Records:
===

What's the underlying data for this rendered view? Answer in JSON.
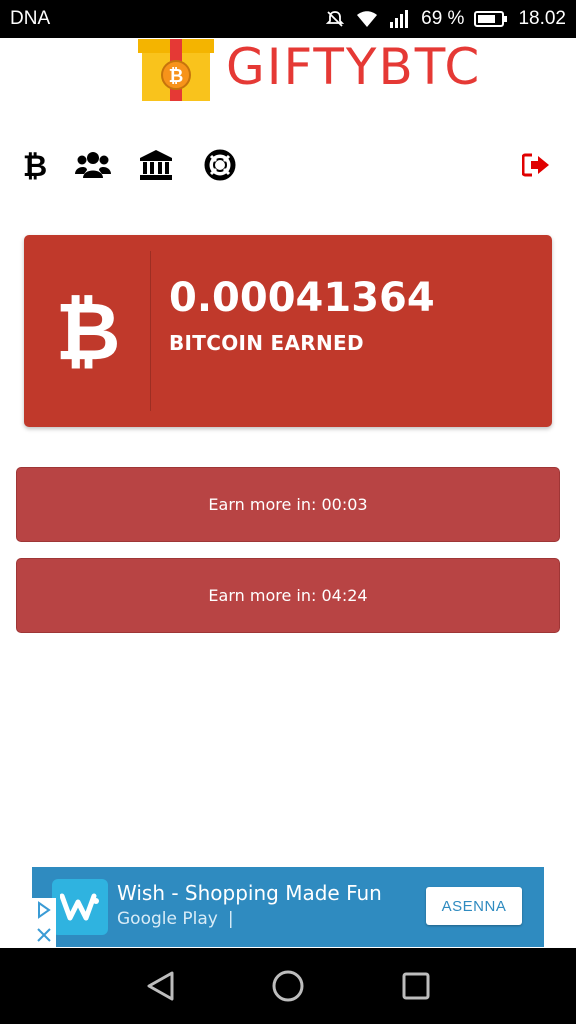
{
  "status_bar": {
    "carrier": "DNA",
    "battery_percent": "69 %",
    "time": "18.02",
    "icons": [
      "mute-icon",
      "wifi-icon",
      "signal-icon",
      "battery-icon"
    ]
  },
  "header": {
    "logo_text": "GIFTYBTC"
  },
  "nav": {
    "items": [
      {
        "icon": "bitcoin-icon"
      },
      {
        "icon": "users-icon"
      },
      {
        "icon": "bank-icon"
      },
      {
        "icon": "support-icon"
      },
      {
        "icon": "logout-icon"
      }
    ]
  },
  "balance": {
    "amount": "0.00041364",
    "label": "BITCOIN EARNED",
    "color": "#c0392b"
  },
  "timers": [
    {
      "label": "Earn more in: 00:03"
    },
    {
      "label": "Earn more in: 04:24"
    }
  ],
  "ad": {
    "title": "Wish - Shopping Made Fun",
    "store": "Google Play",
    "cta": "ASENNA",
    "color": "#2f8bc0"
  },
  "system_nav": {
    "icons": [
      "back-icon",
      "home-icon",
      "recents-icon"
    ]
  }
}
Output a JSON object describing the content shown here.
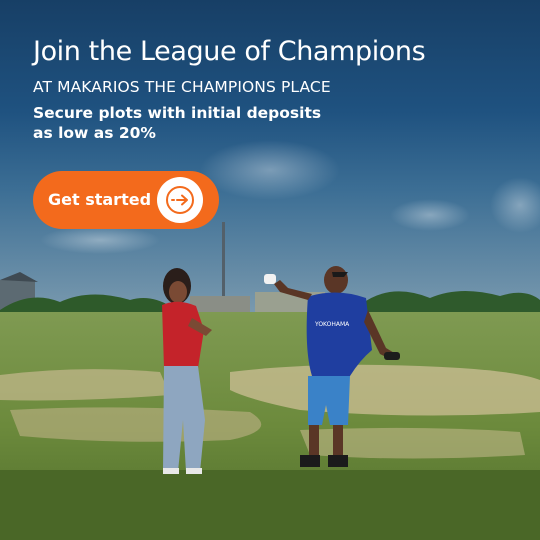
{
  "ad": {
    "headline": "Join the League of Champions",
    "subheadline": "AT MAKARIOS THE CHAMPIONS PLACE",
    "tagline_line1": "Secure plots with initial deposits",
    "tagline_line2": "as low as 20%",
    "cta_label": "Get started",
    "cta_icon": "arrow-right-circle-icon",
    "jersey_text": "YOKOHAMA"
  },
  "colors": {
    "accent": "#f36a1c",
    "text": "#ffffff",
    "sky": "#1d4a73",
    "grass": "#6d8f3a"
  }
}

===

Task instructions:
Exclude the pictures. Write out the remaining data exactly.

Result for this task:
What's the underlying data for this rendered view? Answer in JSON.
{
  "status_bar": {
    "carrier": "DNA",
    "battery_percent": "69 %",
    "time": "18.02",
    "icons": [
      "mute-icon",
      "wifi-icon",
      "signal-icon",
      "battery-icon"
    ]
  },
  "header": {
    "logo_text": "GIFTYBTC"
  },
  "nav": {
    "items": [
      {
        "icon": "bitcoin-icon"
      },
      {
        "icon": "users-icon"
      },
      {
        "icon": "bank-icon"
      },
      {
        "icon": "support-icon"
      },
      {
        "icon": "logout-icon"
      }
    ]
  },
  "balance": {
    "amount": "0.00041364",
    "label": "BITCOIN EARNED",
    "color": "#c0392b"
  },
  "timers": [
    {
      "label": "Earn more in: 00:03"
    },
    {
      "label": "Earn more in: 04:24"
    }
  ],
  "ad": {
    "title": "Wish - Shopping Made Fun",
    "store": "Google Play",
    "cta": "ASENNA",
    "color": "#2f8bc0"
  },
  "system_nav": {
    "icons": [
      "back-icon",
      "home-icon",
      "recents-icon"
    ]
  }
}
Output a JSON object describing the content shown here.
{
  "ad": {
    "headline": "Join the League of Champions",
    "subheadline": "AT MAKARIOS THE CHAMPIONS PLACE",
    "tagline_line1": "Secure plots with initial deposits",
    "tagline_line2": "as low as 20%",
    "cta_label": "Get started",
    "cta_icon": "arrow-right-circle-icon",
    "jersey_text": "YOKOHAMA"
  },
  "colors": {
    "accent": "#f36a1c",
    "text": "#ffffff",
    "sky": "#1d4a73",
    "grass": "#6d8f3a"
  }
}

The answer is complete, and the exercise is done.